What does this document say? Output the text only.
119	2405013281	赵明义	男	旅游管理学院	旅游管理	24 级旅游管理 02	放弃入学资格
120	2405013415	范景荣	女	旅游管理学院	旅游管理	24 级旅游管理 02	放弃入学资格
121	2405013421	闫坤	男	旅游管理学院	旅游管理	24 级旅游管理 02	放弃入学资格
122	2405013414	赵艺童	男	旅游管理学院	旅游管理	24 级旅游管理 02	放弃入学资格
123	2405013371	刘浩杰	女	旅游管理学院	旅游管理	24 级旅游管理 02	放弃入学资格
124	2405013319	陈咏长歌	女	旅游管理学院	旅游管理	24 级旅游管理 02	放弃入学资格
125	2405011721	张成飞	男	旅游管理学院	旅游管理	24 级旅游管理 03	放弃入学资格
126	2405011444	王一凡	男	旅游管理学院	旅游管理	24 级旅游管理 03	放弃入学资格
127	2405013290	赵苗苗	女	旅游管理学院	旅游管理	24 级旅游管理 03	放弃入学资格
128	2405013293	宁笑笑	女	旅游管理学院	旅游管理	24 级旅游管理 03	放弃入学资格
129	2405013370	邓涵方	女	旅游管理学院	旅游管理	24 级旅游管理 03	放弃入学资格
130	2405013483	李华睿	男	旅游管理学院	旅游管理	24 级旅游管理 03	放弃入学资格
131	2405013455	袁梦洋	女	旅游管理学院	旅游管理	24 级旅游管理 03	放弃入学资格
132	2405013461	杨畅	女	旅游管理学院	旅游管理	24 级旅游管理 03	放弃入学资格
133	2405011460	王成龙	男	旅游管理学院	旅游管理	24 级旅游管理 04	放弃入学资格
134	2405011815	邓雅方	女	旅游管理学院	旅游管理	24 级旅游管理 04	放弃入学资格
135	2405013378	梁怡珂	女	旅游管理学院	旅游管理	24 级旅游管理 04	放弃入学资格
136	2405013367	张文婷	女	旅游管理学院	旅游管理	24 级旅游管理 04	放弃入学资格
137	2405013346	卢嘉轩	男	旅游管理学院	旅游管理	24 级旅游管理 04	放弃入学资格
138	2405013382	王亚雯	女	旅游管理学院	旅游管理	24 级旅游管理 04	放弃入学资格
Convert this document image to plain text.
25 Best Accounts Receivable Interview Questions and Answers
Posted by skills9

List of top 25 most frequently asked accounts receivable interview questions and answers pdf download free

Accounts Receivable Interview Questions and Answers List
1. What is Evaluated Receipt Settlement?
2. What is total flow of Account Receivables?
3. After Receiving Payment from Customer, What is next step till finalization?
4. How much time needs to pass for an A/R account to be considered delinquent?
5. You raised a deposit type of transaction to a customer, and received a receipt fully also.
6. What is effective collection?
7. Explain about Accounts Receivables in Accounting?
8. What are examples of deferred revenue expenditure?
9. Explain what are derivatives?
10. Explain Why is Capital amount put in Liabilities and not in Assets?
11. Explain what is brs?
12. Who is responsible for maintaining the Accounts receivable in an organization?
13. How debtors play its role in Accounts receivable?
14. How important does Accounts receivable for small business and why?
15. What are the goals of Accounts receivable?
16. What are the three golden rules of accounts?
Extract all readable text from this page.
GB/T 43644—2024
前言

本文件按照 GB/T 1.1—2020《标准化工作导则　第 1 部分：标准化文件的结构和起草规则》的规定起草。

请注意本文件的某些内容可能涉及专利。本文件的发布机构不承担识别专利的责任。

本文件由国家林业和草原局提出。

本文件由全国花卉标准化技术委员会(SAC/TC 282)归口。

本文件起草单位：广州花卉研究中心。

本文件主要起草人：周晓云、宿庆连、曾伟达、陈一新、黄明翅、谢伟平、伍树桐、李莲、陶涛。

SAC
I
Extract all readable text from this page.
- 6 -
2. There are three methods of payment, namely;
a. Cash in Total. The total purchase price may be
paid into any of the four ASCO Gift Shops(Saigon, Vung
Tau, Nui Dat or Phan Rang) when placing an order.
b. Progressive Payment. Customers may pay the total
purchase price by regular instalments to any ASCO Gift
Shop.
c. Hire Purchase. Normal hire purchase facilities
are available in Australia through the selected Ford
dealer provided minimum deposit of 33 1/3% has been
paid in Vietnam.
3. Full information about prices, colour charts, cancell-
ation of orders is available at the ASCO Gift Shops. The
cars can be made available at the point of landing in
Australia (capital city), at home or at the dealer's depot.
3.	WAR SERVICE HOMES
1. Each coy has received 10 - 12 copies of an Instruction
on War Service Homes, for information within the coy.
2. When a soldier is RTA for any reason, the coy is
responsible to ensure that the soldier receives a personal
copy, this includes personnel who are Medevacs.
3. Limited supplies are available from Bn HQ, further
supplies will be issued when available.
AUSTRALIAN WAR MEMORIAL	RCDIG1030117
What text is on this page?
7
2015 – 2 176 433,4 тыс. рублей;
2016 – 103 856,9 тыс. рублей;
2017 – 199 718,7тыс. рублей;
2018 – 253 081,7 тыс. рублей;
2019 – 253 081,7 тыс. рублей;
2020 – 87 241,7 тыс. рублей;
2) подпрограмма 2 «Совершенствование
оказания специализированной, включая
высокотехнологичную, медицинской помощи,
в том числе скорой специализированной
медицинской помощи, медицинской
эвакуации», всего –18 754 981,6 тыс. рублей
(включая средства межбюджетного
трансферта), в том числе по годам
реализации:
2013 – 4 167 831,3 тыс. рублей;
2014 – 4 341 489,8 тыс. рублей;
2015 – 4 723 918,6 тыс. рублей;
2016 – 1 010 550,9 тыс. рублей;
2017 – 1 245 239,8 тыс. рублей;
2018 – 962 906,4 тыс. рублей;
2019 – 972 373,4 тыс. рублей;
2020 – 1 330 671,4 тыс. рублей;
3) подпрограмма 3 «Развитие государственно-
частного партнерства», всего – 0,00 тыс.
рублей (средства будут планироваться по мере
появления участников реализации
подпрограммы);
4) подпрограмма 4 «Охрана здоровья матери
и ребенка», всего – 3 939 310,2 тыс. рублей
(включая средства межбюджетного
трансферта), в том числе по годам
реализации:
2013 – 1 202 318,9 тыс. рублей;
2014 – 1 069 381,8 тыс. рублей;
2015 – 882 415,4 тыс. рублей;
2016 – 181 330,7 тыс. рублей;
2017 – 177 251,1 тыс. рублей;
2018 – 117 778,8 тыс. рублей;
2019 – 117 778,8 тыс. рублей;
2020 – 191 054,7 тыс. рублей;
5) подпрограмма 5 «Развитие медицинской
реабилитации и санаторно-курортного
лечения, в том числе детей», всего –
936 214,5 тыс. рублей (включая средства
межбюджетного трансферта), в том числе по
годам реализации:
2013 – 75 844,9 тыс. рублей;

Stated task: Please output the entire listing exactly as it stands.

The solution:
What does this document say? Output the text only.
119	2405013281	赵明义	男	旅游管理学院	旅游管理	24 级旅游管理 02	放弃入学资格
120	2405013415	范景荣	女	旅游管理学院	旅游管理	24 级旅游管理 02	放弃入学资格
121	2405013421	闫坤	男	旅游管理学院	旅游管理	24 级旅游管理 02	放弃入学资格
122	2405013414	赵艺童	男	旅游管理学院	旅游管理	24 级旅游管理 02	放弃入学资格
123	2405013371	刘浩杰	女	旅游管理学院	旅游管理	24 级旅游管理 02	放弃入学资格
124	2405013319	陈咏长歌	女	旅游管理学院	旅游管理	24 级旅游管理 02	放弃入学资格
125	2405011721	张成飞	男	旅游管理学院	旅游管理	24 级旅游管理 03	放弃入学资格
126	2405011444	王一凡	男	旅游管理学院	旅游管理	24 级旅游管理 03	放弃入学资格
127	2405013290	赵苗苗	女	旅游管理学院	旅游管理	24 级旅游管理 03	放弃入学资格
128	2405013293	宁笑笑	女	旅游管理学院	旅游管理	24 级旅游管理 03	放弃入学资格
129	2405013370	邓涵方	女	旅游管理学院	旅游管理	24 级旅游管理 03	放弃入学资格
130	2405013483	李华睿	男	旅游管理学院	旅游管理	24 级旅游管理 03	放弃入学资格
131	2405013455	袁梦洋	女	旅游管理学院	旅游管理	24 级旅游管理 03	放弃入学资格
132	2405013461	杨畅	女	旅游管理学院	旅游管理	24 级旅游管理 03	放弃入学资格
133	2405011460	王成龙	男	旅游管理学院	旅游管理	24 级旅游管理 04	放弃入学资格
134	2405011815	邓雅方	女	旅游管理学院	旅游管理	24 级旅游管理 04	放弃入学资格
135	2405013378	梁怡珂	女	旅游管理学院	旅游管理	24 级旅游管理 04	放弃入学资格
136	2405013367	张文婷	女	旅游管理学院	旅游管理	24 级旅游管理 04	放弃入学资格
137	2405013346	卢嘉轩	男	旅游管理学院	旅游管理	24 级旅游管理 04	放弃入学资格
138	2405013382	王亚雯	女	旅游管理学院	旅游管理	24 级旅游管理 04	放弃入学资格
Convert this document image to plain text.
25 Best Accounts Receivable Interview Questions and Answers
Posted by skills9

List of top 25 most frequently asked accounts receivable interview questions and answers pdf download free

Accounts Receivable Interview Questions and Answers List
1. What is Evaluated Receipt Settlement?
2. What is total flow of Account Receivables?
3. After Receiving Payment from Customer, What is next step till finalization?
4. How much time needs to pass for an A/R account to be considered delinquent?
5. You raised a deposit type of transaction to a customer, and received a receipt fully also.
6. What is effective collection?
7. Explain about Accounts Receivables in Accounting?
8. What are examples of deferred revenue expenditure?
9. Explain what are derivatives?
10. Explain Why is Capital amount put in Liabilities and not in Assets?
11. Explain what is brs?
12. Who is responsible for maintaining the Accounts receivable in an organization?
13. How debtors play its role in Accounts receivable?
14. How important does Accounts receivable for small business and why?
15. What are the goals of Accounts receivable?
16. What are the three golden rules of accounts?
Extract all readable text from this page.
GB/T 43644—2024
前言

本文件按照 GB/T 1.1—2020《标准化工作导则　第 1 部分：标准化文件的结构和起草规则》的规定起草。

请注意本文件的某些内容可能涉及专利。本文件的发布机构不承担识别专利的责任。

本文件由国家林业和草原局提出。

本文件由全国花卉标准化技术委员会(SAC/TC 282)归口。

本文件起草单位：广州花卉研究中心。

本文件主要起草人：周晓云、宿庆连、曾伟达、陈一新、黄明翅、谢伟平、伍树桐、李莲、陶涛。

SAC
I
Extract all readable text from this page.
- 6 -
2. There are three methods of payment, namely;
a. Cash in Total. The total purchase price may be
paid into any of the four ASCO Gift Shops(Saigon, Vung
Tau, Nui Dat or Phan Rang) when placing an order.
b. Progressive Payment. Customers may pay the total
purchase price by regular instalments to any ASCO Gift
Shop.
c. Hire Purchase. Normal hire purchase facilities
are available in Australia through the selected Ford
dealer provided minimum deposit of 33 1/3% has been
paid in Vietnam.
3. Full information about prices, colour charts, cancell-
ation of orders is available at the ASCO Gift Shops. The
cars can be made available at the point of landing in
Australia (capital city), at home or at the dealer's depot.
3.	WAR SERVICE HOMES
1. Each coy has received 10 - 12 copies of an Instruction
on War Service Homes, for information within the coy.
2. When a soldier is RTA for any reason, the coy is
responsible to ensure that the soldier receives a personal
copy, this includes personnel who are Medevacs.
3. Limited supplies are available from Bn HQ, further
supplies will be issued when available.
AUSTRALIAN WAR MEMORIAL	RCDIG1030117
What text is on this page?
7
2015 – 2 176 433,4 тыс. рублей;
2016 – 103 856,9 тыс. рублей;
2017 – 199 718,7тыс. рублей;
2018 – 253 081,7 тыс. рублей;
2019 – 253 081,7 тыс. рублей;
2020 – 87 241,7 тыс. рублей;
2) подпрограмма 2 «Совершенствование
оказания специализированной, включая
высокотехнологичную, медицинской помощи,
в том числе скорой специализированной
медицинской помощи, медицинской
эвакуации», всего –18 754 981,6 тыс. рублей
(включая средства межбюджетного
трансферта), в том числе по годам
реализации:
2013 – 4 167 831,3 тыс. рублей;
2014 – 4 341 489,8 тыс. рублей;
2015 – 4 723 918,6 тыс. рублей;
2016 – 1 010 550,9 тыс. рублей;
2017 – 1 245 239,8 тыс. рублей;
2018 – 962 906,4 тыс. рублей;
2019 – 972 373,4 тыс. рублей;
2020 – 1 330 671,4 тыс. рублей;
3) подпрограмма 3 «Развитие государственно-
частного партнерства», всего – 0,00 тыс.
рублей (средства будут планироваться по мере
появления участников реализации
подпрограммы);
4) подпрограмма 4 «Охрана здоровья матери
и ребенка», всего – 3 939 310,2 тыс. рублей
(включая средства межбюджетного
трансферта), в том числе по годам
реализации:
2013 – 1 202 318,9 тыс. рублей;
2014 – 1 069 381,8 тыс. рублей;
2015 – 882 415,4 тыс. рублей;
2016 – 181 330,7 тыс. рублей;
2017 – 177 251,1 тыс. рублей;
2018 – 117 778,8 тыс. рублей;
2019 – 117 778,8 тыс. рублей;
2020 – 191 054,7 тыс. рублей;
5) подпрограмма 5 «Развитие медицинской
реабилитации и санаторно-курортного
лечения, в том числе детей», всего –
936 214,5 тыс. рублей (включая средства
межбюджетного трансферта), в том числе по
годам реализации:
2013 – 75 844,9 тыс. рублей;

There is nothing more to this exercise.